• [Exercise requirements]
From the listing below, extract every line in which the word "Cove" appears.

• [Given entries]
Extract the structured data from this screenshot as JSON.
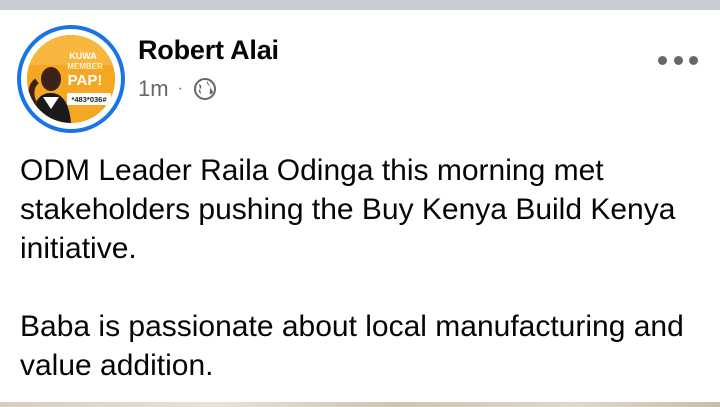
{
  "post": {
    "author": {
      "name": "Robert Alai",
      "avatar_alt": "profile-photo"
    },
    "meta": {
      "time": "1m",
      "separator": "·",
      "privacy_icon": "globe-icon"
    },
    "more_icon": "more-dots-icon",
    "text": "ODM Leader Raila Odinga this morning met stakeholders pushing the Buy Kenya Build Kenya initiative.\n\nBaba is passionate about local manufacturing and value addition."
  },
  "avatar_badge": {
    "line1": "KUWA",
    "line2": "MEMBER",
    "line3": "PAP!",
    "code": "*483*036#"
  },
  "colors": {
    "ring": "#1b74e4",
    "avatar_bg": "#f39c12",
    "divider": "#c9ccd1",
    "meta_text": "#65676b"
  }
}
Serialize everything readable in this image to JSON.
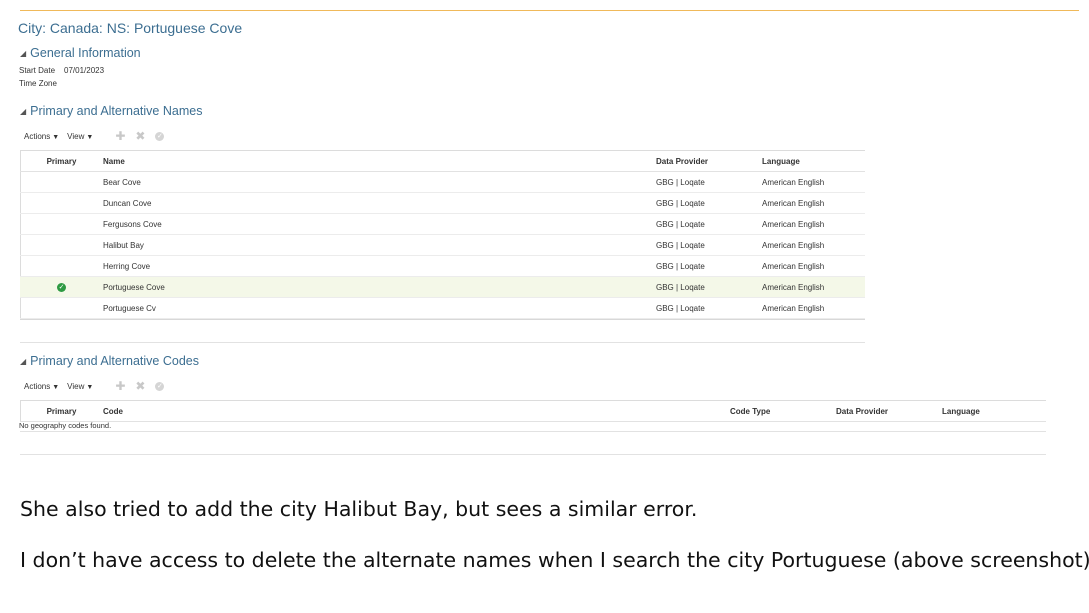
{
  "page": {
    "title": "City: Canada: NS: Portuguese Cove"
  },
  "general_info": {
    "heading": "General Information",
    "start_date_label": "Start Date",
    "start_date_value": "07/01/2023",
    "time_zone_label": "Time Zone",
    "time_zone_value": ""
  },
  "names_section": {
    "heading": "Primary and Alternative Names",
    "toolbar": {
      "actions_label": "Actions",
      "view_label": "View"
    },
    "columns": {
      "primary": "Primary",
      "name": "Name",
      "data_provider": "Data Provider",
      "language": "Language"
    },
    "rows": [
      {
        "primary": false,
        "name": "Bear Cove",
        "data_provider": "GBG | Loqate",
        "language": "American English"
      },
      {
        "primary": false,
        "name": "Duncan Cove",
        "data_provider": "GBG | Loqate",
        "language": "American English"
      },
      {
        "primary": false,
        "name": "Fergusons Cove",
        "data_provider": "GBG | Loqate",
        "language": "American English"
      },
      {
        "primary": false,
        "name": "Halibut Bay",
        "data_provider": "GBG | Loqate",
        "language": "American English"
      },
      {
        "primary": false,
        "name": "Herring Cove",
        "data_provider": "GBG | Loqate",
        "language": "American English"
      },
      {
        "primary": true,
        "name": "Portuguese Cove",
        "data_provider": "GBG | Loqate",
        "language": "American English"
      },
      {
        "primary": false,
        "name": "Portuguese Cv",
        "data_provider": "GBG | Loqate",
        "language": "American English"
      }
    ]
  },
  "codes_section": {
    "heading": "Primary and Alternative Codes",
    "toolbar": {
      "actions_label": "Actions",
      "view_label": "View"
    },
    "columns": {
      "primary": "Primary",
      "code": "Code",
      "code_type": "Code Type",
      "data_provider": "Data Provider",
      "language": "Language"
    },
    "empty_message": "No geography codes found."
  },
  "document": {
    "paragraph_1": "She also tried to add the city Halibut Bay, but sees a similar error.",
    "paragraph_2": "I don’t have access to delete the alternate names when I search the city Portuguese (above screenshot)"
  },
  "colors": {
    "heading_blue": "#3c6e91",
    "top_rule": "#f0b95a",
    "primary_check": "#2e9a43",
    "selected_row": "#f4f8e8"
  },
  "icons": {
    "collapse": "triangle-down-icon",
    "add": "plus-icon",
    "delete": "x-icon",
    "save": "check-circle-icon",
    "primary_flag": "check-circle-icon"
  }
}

• [Result of the exercise]
    "title": "City: Canada: NS: Portuguese Cove"
        "name": "Bear Cove",
        "name": "Duncan Cove",
        "name": "Fergusons Cove",
        "name": "Herring Cove",
        "name": "Portuguese Cove",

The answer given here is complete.